### Materials provided
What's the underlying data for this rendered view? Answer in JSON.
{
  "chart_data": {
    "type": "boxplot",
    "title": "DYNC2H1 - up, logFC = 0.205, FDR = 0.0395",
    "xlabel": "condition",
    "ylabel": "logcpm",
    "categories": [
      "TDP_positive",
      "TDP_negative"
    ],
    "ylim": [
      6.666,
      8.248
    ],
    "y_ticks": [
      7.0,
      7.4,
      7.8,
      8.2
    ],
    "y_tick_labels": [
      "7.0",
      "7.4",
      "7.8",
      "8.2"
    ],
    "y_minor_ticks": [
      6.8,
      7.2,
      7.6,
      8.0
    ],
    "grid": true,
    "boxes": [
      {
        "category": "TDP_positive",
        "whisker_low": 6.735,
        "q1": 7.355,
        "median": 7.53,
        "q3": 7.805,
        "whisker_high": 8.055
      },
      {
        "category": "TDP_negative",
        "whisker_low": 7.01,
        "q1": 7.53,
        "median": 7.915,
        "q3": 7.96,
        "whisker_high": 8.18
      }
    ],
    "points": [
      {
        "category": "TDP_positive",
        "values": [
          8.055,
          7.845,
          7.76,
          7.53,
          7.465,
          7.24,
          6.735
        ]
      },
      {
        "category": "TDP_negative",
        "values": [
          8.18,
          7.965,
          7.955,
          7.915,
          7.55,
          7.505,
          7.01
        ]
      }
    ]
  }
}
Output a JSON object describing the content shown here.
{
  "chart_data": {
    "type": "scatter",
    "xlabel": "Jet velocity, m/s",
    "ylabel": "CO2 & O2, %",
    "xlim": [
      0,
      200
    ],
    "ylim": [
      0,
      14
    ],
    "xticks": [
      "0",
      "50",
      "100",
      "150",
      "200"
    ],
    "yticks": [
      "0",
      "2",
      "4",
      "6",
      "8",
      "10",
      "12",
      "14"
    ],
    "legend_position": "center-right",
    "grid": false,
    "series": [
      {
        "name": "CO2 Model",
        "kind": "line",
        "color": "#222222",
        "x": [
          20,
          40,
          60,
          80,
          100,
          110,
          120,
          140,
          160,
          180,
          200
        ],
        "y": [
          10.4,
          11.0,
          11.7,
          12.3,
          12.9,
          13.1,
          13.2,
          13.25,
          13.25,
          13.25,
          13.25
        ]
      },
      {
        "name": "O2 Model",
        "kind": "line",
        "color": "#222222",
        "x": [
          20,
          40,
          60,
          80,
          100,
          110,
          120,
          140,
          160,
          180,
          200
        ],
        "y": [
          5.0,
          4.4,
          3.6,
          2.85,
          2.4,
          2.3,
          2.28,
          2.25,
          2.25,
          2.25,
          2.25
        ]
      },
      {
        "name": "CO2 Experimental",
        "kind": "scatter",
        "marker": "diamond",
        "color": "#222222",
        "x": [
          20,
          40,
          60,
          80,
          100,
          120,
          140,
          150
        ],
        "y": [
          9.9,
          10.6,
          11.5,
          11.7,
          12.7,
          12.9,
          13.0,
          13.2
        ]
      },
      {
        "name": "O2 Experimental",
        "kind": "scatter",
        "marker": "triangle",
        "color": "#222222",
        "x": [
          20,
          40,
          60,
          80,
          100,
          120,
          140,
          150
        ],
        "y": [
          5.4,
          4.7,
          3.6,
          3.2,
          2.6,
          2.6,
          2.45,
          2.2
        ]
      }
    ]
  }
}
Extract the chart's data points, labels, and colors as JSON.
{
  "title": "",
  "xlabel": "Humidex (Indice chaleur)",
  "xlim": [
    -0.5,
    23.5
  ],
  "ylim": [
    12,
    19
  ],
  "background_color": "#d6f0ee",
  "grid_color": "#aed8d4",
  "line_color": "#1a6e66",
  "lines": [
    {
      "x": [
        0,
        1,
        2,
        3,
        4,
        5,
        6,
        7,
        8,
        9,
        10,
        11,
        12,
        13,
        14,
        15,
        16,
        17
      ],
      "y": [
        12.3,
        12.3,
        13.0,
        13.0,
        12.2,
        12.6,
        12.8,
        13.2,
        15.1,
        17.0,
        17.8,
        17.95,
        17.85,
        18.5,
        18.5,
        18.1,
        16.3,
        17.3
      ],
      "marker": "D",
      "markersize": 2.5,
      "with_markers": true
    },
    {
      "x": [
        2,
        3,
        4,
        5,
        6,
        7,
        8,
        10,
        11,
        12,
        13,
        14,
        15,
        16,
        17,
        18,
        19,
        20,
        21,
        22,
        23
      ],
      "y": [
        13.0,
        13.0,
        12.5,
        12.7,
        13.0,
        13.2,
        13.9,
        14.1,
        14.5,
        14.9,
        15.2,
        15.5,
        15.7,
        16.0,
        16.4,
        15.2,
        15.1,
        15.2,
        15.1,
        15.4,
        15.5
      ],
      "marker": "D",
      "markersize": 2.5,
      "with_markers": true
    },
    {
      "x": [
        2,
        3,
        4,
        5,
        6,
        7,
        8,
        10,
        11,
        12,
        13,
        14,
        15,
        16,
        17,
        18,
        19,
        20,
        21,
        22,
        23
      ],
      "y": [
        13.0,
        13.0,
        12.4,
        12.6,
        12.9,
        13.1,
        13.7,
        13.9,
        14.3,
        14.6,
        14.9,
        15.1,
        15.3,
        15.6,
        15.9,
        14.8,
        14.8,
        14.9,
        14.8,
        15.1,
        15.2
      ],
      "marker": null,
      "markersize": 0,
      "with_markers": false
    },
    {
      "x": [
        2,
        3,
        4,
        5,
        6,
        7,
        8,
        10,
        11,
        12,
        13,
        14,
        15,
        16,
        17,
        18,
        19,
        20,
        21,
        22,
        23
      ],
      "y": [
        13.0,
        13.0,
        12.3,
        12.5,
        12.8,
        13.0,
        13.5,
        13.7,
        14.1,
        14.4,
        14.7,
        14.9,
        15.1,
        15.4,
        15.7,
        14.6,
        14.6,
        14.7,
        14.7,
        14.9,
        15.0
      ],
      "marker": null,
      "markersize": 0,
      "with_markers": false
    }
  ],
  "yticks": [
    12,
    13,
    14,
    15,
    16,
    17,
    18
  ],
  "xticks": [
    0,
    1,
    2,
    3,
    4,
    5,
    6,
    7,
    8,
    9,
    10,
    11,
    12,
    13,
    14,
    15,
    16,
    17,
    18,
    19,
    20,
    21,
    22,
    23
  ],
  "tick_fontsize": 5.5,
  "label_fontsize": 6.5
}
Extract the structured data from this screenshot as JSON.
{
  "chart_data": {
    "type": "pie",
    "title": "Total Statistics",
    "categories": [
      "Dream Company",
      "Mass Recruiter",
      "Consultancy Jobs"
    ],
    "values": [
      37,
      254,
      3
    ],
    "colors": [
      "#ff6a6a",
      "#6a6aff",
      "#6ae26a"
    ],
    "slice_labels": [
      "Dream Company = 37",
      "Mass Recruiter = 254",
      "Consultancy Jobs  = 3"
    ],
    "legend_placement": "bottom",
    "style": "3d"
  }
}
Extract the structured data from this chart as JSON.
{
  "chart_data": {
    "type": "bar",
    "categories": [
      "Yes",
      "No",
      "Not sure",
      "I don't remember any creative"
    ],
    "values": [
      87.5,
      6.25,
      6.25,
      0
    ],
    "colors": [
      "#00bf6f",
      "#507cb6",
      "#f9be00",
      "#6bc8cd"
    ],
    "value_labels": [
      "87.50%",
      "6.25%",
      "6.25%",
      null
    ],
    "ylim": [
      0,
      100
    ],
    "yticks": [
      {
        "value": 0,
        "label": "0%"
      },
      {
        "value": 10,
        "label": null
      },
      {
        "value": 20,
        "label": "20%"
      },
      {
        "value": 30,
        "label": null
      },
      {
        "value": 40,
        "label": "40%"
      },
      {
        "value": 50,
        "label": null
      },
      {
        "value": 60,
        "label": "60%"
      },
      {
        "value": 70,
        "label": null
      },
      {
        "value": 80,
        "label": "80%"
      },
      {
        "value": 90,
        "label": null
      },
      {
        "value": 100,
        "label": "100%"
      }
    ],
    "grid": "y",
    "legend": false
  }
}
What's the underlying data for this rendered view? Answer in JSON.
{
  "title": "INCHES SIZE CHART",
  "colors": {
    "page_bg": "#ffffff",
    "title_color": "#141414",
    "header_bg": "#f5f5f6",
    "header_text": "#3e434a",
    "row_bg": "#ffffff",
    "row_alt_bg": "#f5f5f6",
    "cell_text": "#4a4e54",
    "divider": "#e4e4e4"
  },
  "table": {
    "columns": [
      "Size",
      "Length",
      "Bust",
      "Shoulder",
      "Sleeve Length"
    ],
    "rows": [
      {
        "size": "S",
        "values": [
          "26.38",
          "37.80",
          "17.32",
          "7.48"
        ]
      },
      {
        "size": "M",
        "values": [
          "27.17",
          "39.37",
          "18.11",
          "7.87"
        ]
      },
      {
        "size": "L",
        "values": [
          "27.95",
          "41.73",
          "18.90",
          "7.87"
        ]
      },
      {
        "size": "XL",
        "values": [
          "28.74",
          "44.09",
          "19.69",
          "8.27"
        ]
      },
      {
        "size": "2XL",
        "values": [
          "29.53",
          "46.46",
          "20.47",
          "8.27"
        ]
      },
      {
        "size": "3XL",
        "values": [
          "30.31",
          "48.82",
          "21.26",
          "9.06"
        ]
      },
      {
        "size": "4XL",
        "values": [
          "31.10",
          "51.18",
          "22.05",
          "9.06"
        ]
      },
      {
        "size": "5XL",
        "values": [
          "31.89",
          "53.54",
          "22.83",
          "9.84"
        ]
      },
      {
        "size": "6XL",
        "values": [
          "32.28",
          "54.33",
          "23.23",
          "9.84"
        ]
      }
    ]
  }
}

### Problem requirements
Only a number is wanted: how many lines of the material above hold "from"?

### Result
2